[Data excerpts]
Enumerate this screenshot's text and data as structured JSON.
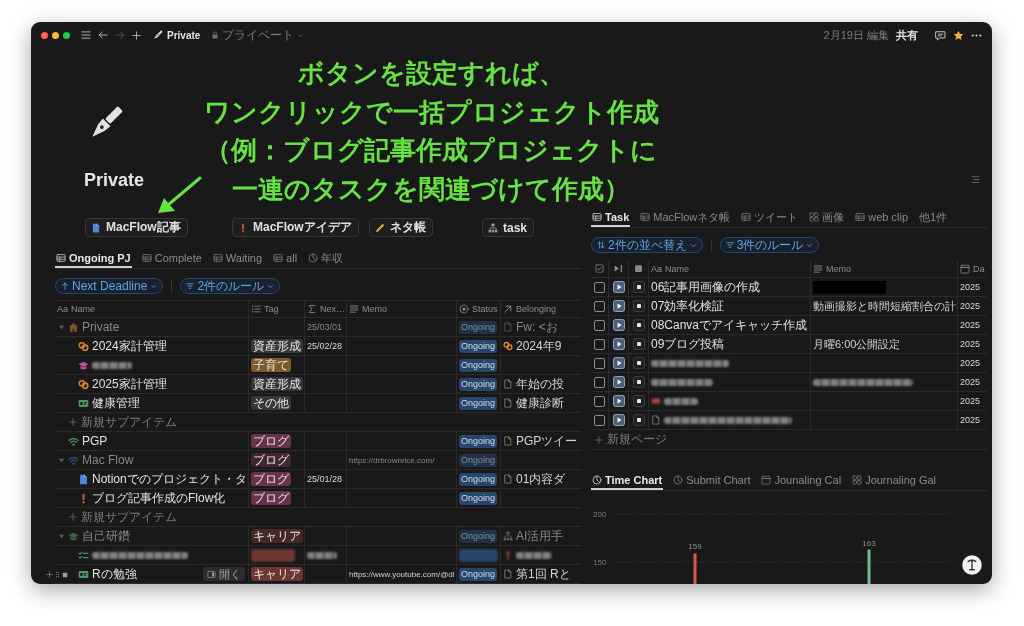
{
  "window": {
    "title": "Private",
    "privacy": "プライベート",
    "edited": "2月19日 編集",
    "share": "共有",
    "favorite": true,
    "forward_disabled": true
  },
  "annotation": {
    "lines": [
      "ボタンを設定すれば、",
      "ワンクリックで一括プロジェクト作成",
      "（例：ブログ記事作成プロジェクトに",
      "一連のタスクを関連づけて作成）"
    ]
  },
  "page": {
    "title": "Private"
  },
  "buttons": [
    {
      "label": "MacFlow記事"
    },
    {
      "label": "MacFlowアイデア"
    },
    {
      "label": "ネタ帳"
    },
    {
      "label": "task"
    }
  ],
  "projects": {
    "tabs": [
      {
        "label": "Ongoing PJ",
        "kind": "table",
        "selected": true
      },
      {
        "label": "Complete",
        "kind": "table",
        "selected": false
      },
      {
        "label": "Waiting",
        "kind": "table",
        "selected": false
      },
      {
        "label": "all",
        "kind": "table",
        "selected": false
      },
      {
        "label": "年収",
        "kind": "chart",
        "selected": false
      }
    ],
    "sort": "Next Deadline",
    "filter": "2件のルール",
    "columns": [
      {
        "kind": "title",
        "prefix": "Aa",
        "label": "Name"
      },
      {
        "kind": "multi_select",
        "label": "Tag"
      },
      {
        "kind": "formula",
        "label": "Nex…"
      },
      {
        "kind": "text",
        "label": "Memo"
      },
      {
        "kind": "status",
        "label": "Status"
      },
      {
        "kind": "relation",
        "label": "Belonging"
      }
    ],
    "rows": [
      {
        "name": "Private",
        "blurred": false,
        "greyed": true,
        "hovered": false,
        "expanded": true,
        "next": "25/03/01",
        "status": "Ongoing",
        "belonging": "Fw: <お",
        "add_label": "新規サブアイテム",
        "children": [
          {
            "name": "2024家計管理",
            "blurred": false,
            "greyed": false,
            "hovered": false,
            "tag": {
              "label": "資産形成",
              "color": "#373737"
            },
            "next": "25/02/28",
            "status": "Ongoing",
            "belonging": "2024年9"
          },
          {
            "blurred": true,
            "greyed": false,
            "hovered": false,
            "tag": {
              "label": "子育て",
              "color": "#7d5a2b"
            },
            "status": "Ongoing"
          },
          {
            "name": "2025家計管理",
            "blurred": false,
            "greyed": false,
            "hovered": false,
            "tag": {
              "label": "資産形成",
              "color": "#373737"
            },
            "status": "Ongoing",
            "belonging": "年始の投"
          },
          {
            "name": "健康管理",
            "blurred": false,
            "greyed": false,
            "hovered": false,
            "tag": {
              "label": "その他",
              "color": "#373737"
            },
            "status": "Ongoing",
            "belonging": "健康診断"
          }
        ]
      },
      {
        "name": "PGP",
        "blurred": false,
        "greyed": false,
        "hovered": false,
        "tag": {
          "label": "ブログ",
          "color": "#69314c"
        },
        "status": "Ongoing",
        "belonging": "PGPツイー"
      },
      {
        "name": "Mac Flow",
        "blurred": false,
        "greyed": true,
        "hovered": false,
        "expanded": true,
        "tag": {
          "label": "ブログ",
          "color": "#432633"
        },
        "memo": "https://drbrownrice.com/",
        "status": "Ongoing",
        "add_label": "新規サブアイテム",
        "children": [
          {
            "name": "Notionでのプロジェクト・タ",
            "blurred": false,
            "greyed": false,
            "hovered": false,
            "tag": {
              "label": "ブログ",
              "color": "#69314c"
            },
            "next": "25/01/28",
            "status": "Ongoing",
            "belonging": "01内容ダ"
          },
          {
            "name": "ブログ記事作成のFlow化",
            "blurred": false,
            "greyed": false,
            "hovered": false,
            "tag": {
              "label": "ブログ",
              "color": "#69314c"
            },
            "status": "Ongoing"
          }
        ]
      },
      {
        "name": "自己研鑽",
        "blurred": false,
        "greyed": true,
        "hovered": false,
        "expanded": true,
        "tag": {
          "label": "キャリア",
          "color": "#462926"
        },
        "status": "Ongoing",
        "belonging": "AI活用手",
        "children": [
          {
            "blurred": true,
            "cells_blurred": true,
            "greyed": false,
            "hovered": false,
            "tag": {
              "color": "#6e3630"
            }
          },
          {
            "name": "Rの勉強",
            "blurred": false,
            "greyed": false,
            "hovered": true,
            "open_label": "開く",
            "tag": {
              "label": "キャリア",
              "color": "#6e3630"
            },
            "memo": "https://www.youtube.com/@dl",
            "status": "Ongoing",
            "belonging": "第1回 Rと"
          }
        ]
      }
    ]
  },
  "tasks": {
    "tabs": [
      {
        "label": "Task",
        "kind": "table",
        "selected": true
      },
      {
        "label": "MacFlowネタ帳",
        "kind": "table",
        "selected": false
      },
      {
        "label": "ツイート",
        "kind": "table",
        "selected": false
      },
      {
        "label": "画像",
        "kind": "gallery",
        "selected": false
      },
      {
        "label": "web clip",
        "kind": "table",
        "selected": false
      },
      {
        "label": "他1件",
        "kind": "more",
        "selected": false
      }
    ],
    "sort": "2件の並べ替え",
    "filter": "3件のルール",
    "columns": [
      {
        "kind": "checkbox"
      },
      {
        "kind": "play_button"
      },
      {
        "kind": "stop_button"
      },
      {
        "kind": "title",
        "prefix": "Aa",
        "label": "Name"
      },
      {
        "kind": "text",
        "label": "Memo"
      },
      {
        "kind": "date",
        "label": "Da"
      }
    ],
    "rows": [
      {
        "checked": false,
        "blurred": false,
        "name": "06記事用画像の作成",
        "memo_blacked_out": true,
        "date": "2025"
      },
      {
        "checked": false,
        "blurred": false,
        "name": "07効率化検証",
        "memo": "動画撮影と時間短縮割合の計",
        "date": "2025"
      },
      {
        "checked": false,
        "blurred": false,
        "name": "08Canvaでアイキャッチ作成",
        "date": "2025"
      },
      {
        "checked": false,
        "blurred": false,
        "name": "09ブログ投稿",
        "memo": "月曜6:00公開設定",
        "date": "2025"
      },
      {
        "checked": false,
        "blurred": true,
        "date": "2025"
      },
      {
        "checked": false,
        "blurred": true,
        "memo_blurred": true,
        "date": "2025"
      },
      {
        "checked": false,
        "blurred": true,
        "date": "2025"
      },
      {
        "checked": false,
        "blurred": true,
        "date": "2025"
      }
    ],
    "add_label": "新規ページ"
  },
  "charts": {
    "tabs": [
      {
        "label": "Time Chart",
        "kind": "chart",
        "selected": true
      },
      {
        "label": "Submit Chart",
        "kind": "chart",
        "selected": false
      },
      {
        "label": "Jounaling Cal",
        "kind": "calendar",
        "selected": false
      },
      {
        "label": "Journaling Gal",
        "kind": "gallery",
        "selected": false
      }
    ],
    "chart_data": {
      "type": "bar",
      "ylim": [
        124,
        200
      ],
      "yticks": [
        150,
        200
      ],
      "stacked": false,
      "series": [
        {
          "color": "#d9574c",
          "values": [
            159,
            null
          ]
        },
        {
          "color": "#6cc08b",
          "values": [
            null,
            163
          ]
        }
      ],
      "data_labels": true
    }
  }
}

**What is needed:** The pictures should not be reproduced; quote all of the other material exactly.

**Result for this exercise:**
Enumerate this screenshot's text and data as structured JSON.
{
  "window": {
    "title": "Private",
    "privacy": "プライベート",
    "edited": "2月19日 編集",
    "share": "共有",
    "favorite": true,
    "forward_disabled": true
  },
  "annotation": {
    "lines": [
      "ボタンを設定すれば、",
      "ワンクリックで一括プロジェクト作成",
      "（例：ブログ記事作成プロジェクトに",
      "一連のタスクを関連づけて作成）"
    ]
  },
  "page": {
    "title": "Private"
  },
  "buttons": [
    {
      "label": "MacFlow記事"
    },
    {
      "label": "MacFlowアイデア"
    },
    {
      "label": "ネタ帳"
    },
    {
      "label": "task"
    }
  ],
  "projects": {
    "tabs": [
      {
        "label": "Ongoing PJ",
        "kind": "table",
        "selected": true
      },
      {
        "label": "Complete",
        "kind": "table",
        "selected": false
      },
      {
        "label": "Waiting",
        "kind": "table",
        "selected": false
      },
      {
        "label": "all",
        "kind": "table",
        "selected": false
      },
      {
        "label": "年収",
        "kind": "chart",
        "selected": false
      }
    ],
    "sort": "Next Deadline",
    "filter": "2件のルール",
    "columns": [
      {
        "kind": "title",
        "prefix": "Aa",
        "label": "Name"
      },
      {
        "kind": "multi_select",
        "label": "Tag"
      },
      {
        "kind": "formula",
        "label": "Nex…"
      },
      {
        "kind": "text",
        "label": "Memo"
      },
      {
        "kind": "status",
        "label": "Status"
      },
      {
        "kind": "relation",
        "label": "Belonging"
      }
    ],
    "rows": [
      {
        "name": "Private",
        "blurred": false,
        "greyed": true,
        "hovered": false,
        "expanded": true,
        "next": "25/03/01",
        "status": "Ongoing",
        "belonging": "Fw: <お",
        "add_label": "新規サブアイテム",
        "children": [
          {
            "name": "2024家計管理",
            "blurred": false,
            "greyed": false,
            "hovered": false,
            "tag": {
              "label": "資産形成",
              "color": "#373737"
            },
            "next": "25/02/28",
            "status": "Ongoing",
            "belonging": "2024年9"
          },
          {
            "blurred": true,
            "greyed": false,
            "hovered": false,
            "tag": {
              "label": "子育て",
              "color": "#7d5a2b"
            },
            "status": "Ongoing"
          },
          {
            "name": "2025家計管理",
            "blurred": false,
            "greyed": false,
            "hovered": false,
            "tag": {
              "label": "資産形成",
              "color": "#373737"
            },
            "status": "Ongoing",
            "belonging": "年始の投"
          },
          {
            "name": "健康管理",
            "blurred": false,
            "greyed": false,
            "hovered": false,
            "tag": {
              "label": "その他",
              "color": "#373737"
            },
            "status": "Ongoing",
            "belonging": "健康診断"
          }
        ]
      },
      {
        "name": "PGP",
        "blurred": false,
        "greyed": false,
        "hovered": false,
        "tag": {
          "label": "ブログ",
          "color": "#69314c"
        },
        "status": "Ongoing",
        "belonging": "PGPツイー"
      },
      {
        "name": "Mac Flow",
        "blurred": false,
        "greyed": true,
        "hovered": false,
        "expanded": true,
        "tag": {
          "label": "ブログ",
          "color": "#432633"
        },
        "memo": "https://drbrownrice.com/",
        "status": "Ongoing",
        "add_label": "新規サブアイテム",
        "children": [
          {
            "name": "Notionでのプロジェクト・タ",
            "blurred": false,
            "greyed": false,
            "hovered": false,
            "tag": {
              "label": "ブログ",
              "color": "#69314c"
            },
            "next": "25/01/28",
            "status": "Ongoing",
            "belonging": "01内容ダ"
          },
          {
            "name": "ブログ記事作成のFlow化",
            "blurred": false,
            "greyed": false,
            "hovered": false,
            "tag": {
              "label": "ブログ",
              "color": "#69314c"
            },
            "status": "Ongoing"
          }
        ]
      },
      {
        "name": "自己研鑽",
        "blurred": false,
        "greyed": true,
        "hovered": false,
        "expanded": true,
        "tag": {
          "label": "キャリア",
          "color": "#462926"
        },
        "status": "Ongoing",
        "belonging": "AI活用手",
        "children": [
          {
            "blurred": true,
            "cells_blurred": true,
            "greyed": false,
            "hovered": false,
            "tag": {
              "color": "#6e3630"
            }
          },
          {
            "name": "Rの勉強",
            "blurred": false,
            "greyed": false,
            "hovered": true,
            "open_label": "開く",
            "tag": {
              "label": "キャリア",
              "color": "#6e3630"
            },
            "memo": "https://www.youtube.com/@dl",
            "status": "Ongoing",
            "belonging": "第1回 Rと"
          }
        ]
      }
    ]
  },
  "tasks": {
    "tabs": [
      {
        "label": "Task",
        "kind": "table",
        "selected": true
      },
      {
        "label": "MacFlowネタ帳",
        "kind": "table",
        "selected": false
      },
      {
        "label": "ツイート",
        "kind": "table",
        "selected": false
      },
      {
        "label": "画像",
        "kind": "gallery",
        "selected": false
      },
      {
        "label": "web clip",
        "kind": "table",
        "selected": false
      },
      {
        "label": "他1件",
        "kind": "more",
        "selected": false
      }
    ],
    "sort": "2件の並べ替え",
    "filter": "3件のルール",
    "columns": [
      {
        "kind": "checkbox"
      },
      {
        "kind": "play_button"
      },
      {
        "kind": "stop_button"
      },
      {
        "kind": "title",
        "prefix": "Aa",
        "label": "Name"
      },
      {
        "kind": "text",
        "label": "Memo"
      },
      {
        "kind": "date",
        "label": "Da"
      }
    ],
    "rows": [
      {
        "checked": false,
        "blurred": false,
        "name": "06記事用画像の作成",
        "memo_blacked_out": true,
        "date": "2025"
      },
      {
        "checked": false,
        "blurred": false,
        "name": "07効率化検証",
        "memo": "動画撮影と時間短縮割合の計",
        "date": "2025"
      },
      {
        "checked": false,
        "blurred": false,
        "name": "08Canvaでアイキャッチ作成",
        "date": "2025"
      },
      {
        "checked": false,
        "blurred": false,
        "name": "09ブログ投稿",
        "memo": "月曜6:00公開設定",
        "date": "2025"
      },
      {
        "checked": false,
        "blurred": true,
        "date": "2025"
      },
      {
        "checked": false,
        "blurred": true,
        "memo_blurred": true,
        "date": "2025"
      },
      {
        "checked": false,
        "blurred": true,
        "date": "2025"
      },
      {
        "checked": false,
        "blurred": true,
        "date": "2025"
      }
    ],
    "add_label": "新規ページ"
  },
  "charts": {
    "tabs": [
      {
        "label": "Time Chart",
        "kind": "chart",
        "selected": true
      },
      {
        "label": "Submit Chart",
        "kind": "chart",
        "selected": false
      },
      {
        "label": "Jounaling Cal",
        "kind": "calendar",
        "selected": false
      },
      {
        "label": "Journaling Gal",
        "kind": "gallery",
        "selected": false
      }
    ],
    "chart_data": {
      "type": "bar",
      "ylim": [
        124,
        200
      ],
      "yticks": [
        150,
        200
      ],
      "stacked": false,
      "series": [
        {
          "color": "#d9574c",
          "values": [
            159,
            null
          ]
        },
        {
          "color": "#6cc08b",
          "values": [
            null,
            163
          ]
        }
      ],
      "data_labels": true
    }
  }
}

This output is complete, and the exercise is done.